* BEGIN Dataset content *

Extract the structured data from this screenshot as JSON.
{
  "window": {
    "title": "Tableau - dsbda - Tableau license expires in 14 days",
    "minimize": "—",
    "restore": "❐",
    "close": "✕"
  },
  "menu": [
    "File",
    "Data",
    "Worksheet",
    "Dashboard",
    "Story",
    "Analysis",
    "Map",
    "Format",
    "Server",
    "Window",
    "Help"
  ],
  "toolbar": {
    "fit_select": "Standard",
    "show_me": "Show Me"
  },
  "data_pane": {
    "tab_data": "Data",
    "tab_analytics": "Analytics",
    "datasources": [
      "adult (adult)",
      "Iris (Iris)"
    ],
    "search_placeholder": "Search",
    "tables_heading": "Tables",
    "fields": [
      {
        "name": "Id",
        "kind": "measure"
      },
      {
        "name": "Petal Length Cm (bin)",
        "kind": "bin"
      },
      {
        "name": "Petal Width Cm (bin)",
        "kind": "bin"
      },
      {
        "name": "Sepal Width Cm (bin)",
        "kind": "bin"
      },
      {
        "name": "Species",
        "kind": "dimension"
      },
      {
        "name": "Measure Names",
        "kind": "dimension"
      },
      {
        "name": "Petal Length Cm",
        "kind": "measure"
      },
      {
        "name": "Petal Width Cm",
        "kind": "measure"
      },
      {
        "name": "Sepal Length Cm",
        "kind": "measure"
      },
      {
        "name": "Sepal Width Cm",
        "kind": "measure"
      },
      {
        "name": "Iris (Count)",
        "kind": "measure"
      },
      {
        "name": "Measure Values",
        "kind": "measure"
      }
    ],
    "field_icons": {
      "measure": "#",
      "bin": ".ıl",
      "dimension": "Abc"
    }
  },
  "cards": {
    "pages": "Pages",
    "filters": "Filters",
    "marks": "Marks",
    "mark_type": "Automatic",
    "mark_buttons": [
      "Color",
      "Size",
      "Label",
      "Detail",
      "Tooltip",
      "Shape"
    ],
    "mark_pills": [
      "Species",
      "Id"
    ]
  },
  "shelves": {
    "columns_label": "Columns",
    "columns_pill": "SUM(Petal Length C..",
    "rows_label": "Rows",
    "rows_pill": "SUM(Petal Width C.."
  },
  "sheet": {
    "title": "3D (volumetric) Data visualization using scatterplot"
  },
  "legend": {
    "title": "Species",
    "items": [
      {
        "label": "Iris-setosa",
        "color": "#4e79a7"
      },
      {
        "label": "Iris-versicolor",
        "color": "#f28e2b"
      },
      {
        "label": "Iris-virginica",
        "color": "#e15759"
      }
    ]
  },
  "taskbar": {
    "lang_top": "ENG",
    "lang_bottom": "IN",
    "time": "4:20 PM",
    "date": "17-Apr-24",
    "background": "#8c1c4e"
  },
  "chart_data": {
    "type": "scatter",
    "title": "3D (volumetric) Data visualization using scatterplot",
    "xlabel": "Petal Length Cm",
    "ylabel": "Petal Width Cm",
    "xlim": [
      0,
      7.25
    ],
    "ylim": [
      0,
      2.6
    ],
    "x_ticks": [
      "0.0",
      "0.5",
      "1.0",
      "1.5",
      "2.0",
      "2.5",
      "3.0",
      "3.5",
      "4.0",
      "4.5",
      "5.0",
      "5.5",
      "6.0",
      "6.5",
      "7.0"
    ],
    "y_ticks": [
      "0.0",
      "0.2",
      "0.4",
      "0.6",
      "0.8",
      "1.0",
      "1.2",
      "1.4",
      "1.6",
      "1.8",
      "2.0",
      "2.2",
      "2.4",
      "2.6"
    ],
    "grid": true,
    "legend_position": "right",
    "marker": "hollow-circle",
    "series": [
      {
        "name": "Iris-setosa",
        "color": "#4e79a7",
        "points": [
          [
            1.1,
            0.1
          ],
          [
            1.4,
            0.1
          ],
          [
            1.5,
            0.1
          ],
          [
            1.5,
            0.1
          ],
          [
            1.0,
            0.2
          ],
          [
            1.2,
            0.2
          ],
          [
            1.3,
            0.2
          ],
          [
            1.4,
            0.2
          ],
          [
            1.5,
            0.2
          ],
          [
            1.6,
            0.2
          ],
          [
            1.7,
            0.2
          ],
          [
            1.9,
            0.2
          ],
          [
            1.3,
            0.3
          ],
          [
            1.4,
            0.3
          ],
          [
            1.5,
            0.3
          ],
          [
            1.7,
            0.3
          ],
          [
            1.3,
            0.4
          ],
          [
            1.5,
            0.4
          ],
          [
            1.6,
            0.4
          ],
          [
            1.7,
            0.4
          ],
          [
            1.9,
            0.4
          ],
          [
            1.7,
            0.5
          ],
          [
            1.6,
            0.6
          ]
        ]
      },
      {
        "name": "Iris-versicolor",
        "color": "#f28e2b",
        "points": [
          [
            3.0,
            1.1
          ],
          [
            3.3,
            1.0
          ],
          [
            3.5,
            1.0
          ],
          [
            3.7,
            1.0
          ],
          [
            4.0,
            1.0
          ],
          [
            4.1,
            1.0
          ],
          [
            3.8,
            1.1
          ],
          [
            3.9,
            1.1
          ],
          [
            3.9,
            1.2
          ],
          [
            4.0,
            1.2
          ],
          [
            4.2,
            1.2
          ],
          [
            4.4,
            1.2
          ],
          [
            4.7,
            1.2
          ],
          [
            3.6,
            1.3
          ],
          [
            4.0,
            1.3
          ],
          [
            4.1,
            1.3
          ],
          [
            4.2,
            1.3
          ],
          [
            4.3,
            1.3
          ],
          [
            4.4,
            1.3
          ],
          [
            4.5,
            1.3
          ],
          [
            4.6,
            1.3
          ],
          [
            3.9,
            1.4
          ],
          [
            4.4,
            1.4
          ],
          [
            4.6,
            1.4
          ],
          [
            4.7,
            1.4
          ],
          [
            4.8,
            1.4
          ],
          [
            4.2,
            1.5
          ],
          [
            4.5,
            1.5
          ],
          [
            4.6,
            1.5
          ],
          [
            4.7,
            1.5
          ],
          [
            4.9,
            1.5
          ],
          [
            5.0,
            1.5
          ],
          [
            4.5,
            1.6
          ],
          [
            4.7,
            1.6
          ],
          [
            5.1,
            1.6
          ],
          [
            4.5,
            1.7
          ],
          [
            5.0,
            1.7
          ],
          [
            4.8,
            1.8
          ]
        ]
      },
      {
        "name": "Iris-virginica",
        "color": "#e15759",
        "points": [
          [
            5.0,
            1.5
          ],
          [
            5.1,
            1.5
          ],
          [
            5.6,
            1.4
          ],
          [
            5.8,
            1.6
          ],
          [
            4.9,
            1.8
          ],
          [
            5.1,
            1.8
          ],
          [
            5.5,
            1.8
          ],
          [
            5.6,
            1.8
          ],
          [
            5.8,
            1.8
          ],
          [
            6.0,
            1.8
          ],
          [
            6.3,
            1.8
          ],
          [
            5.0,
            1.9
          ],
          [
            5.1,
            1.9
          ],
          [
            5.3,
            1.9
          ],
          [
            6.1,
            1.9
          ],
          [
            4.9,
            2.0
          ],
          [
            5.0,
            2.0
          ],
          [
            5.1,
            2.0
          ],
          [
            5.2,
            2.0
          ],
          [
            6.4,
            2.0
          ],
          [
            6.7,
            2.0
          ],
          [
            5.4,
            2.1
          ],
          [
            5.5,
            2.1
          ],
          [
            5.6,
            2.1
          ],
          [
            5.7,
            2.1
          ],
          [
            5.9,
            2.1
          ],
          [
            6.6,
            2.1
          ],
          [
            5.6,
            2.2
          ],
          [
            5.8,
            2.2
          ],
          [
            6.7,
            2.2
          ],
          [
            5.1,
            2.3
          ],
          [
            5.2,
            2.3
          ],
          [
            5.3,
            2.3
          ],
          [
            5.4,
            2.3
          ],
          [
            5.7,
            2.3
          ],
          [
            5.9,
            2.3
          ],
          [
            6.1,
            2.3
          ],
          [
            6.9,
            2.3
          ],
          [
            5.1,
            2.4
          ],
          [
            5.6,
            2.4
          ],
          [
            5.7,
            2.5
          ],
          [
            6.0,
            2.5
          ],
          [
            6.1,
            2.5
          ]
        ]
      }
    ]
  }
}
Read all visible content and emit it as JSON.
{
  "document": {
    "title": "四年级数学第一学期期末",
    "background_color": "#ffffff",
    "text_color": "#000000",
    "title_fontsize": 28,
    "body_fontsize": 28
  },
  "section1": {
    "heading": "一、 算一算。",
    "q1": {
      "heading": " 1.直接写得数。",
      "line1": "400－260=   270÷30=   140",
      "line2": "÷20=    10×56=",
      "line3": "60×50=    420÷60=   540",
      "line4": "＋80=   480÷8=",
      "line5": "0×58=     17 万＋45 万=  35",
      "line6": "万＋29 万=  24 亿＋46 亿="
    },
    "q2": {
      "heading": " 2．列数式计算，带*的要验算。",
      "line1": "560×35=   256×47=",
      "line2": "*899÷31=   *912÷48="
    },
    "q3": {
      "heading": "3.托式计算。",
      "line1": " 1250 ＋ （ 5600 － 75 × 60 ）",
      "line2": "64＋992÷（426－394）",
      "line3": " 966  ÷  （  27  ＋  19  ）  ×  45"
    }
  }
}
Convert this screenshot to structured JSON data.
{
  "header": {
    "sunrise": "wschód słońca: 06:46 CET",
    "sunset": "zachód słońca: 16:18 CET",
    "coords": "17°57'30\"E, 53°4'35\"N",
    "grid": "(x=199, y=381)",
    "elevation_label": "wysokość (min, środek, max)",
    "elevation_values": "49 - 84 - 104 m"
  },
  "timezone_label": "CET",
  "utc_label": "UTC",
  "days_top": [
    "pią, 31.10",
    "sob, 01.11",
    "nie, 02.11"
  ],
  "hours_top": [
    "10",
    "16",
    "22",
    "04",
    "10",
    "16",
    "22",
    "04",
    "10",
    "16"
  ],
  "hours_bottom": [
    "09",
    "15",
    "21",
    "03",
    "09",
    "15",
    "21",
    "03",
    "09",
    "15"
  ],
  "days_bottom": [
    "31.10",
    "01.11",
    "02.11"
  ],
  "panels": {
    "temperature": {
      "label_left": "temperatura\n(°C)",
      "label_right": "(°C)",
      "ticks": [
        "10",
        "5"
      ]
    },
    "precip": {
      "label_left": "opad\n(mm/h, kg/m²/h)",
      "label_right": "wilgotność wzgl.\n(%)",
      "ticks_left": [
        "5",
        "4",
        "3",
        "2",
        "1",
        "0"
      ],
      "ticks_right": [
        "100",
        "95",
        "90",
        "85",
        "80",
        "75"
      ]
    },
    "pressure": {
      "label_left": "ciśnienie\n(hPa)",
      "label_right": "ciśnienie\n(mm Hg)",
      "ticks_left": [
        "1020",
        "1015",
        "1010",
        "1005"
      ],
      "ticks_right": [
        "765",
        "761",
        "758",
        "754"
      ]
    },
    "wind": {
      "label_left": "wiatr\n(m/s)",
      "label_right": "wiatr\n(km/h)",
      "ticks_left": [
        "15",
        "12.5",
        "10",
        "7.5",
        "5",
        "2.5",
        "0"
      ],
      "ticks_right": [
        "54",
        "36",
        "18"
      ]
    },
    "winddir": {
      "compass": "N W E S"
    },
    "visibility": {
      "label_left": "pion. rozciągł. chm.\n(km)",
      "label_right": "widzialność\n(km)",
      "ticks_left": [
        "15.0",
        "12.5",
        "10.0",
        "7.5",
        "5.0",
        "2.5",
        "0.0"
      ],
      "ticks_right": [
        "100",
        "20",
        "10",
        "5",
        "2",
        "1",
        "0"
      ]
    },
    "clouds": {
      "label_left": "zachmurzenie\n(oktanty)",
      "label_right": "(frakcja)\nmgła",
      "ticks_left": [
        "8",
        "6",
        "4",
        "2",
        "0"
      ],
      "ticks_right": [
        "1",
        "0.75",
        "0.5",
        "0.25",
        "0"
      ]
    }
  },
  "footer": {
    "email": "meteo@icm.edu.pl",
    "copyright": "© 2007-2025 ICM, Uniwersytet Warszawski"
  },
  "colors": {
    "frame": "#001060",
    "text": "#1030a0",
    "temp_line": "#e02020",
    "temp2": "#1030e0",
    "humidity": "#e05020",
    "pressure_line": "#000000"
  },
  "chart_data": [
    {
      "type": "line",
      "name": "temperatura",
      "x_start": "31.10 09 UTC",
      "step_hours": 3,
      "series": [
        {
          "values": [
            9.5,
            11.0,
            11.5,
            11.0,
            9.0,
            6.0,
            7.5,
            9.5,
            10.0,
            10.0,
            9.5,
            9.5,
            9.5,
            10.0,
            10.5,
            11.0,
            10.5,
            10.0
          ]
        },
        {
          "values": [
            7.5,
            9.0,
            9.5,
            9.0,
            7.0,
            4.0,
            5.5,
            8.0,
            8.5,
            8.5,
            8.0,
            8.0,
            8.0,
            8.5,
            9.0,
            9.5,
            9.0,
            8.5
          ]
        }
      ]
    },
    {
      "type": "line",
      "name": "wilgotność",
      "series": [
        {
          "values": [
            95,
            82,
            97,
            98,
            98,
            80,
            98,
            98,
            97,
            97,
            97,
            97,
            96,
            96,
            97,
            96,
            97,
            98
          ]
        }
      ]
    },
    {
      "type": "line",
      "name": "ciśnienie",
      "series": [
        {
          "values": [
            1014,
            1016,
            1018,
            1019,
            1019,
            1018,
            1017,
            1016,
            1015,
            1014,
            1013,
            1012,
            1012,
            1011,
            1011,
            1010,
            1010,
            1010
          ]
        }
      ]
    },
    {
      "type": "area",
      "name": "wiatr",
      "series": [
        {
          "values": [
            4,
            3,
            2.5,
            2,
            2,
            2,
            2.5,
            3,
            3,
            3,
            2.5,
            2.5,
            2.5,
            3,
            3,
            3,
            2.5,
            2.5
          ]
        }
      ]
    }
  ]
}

* END Dataset content *

» What needs to be done
How many lines of the data hold the string "Length"? Reply with the number alone.

» The output
5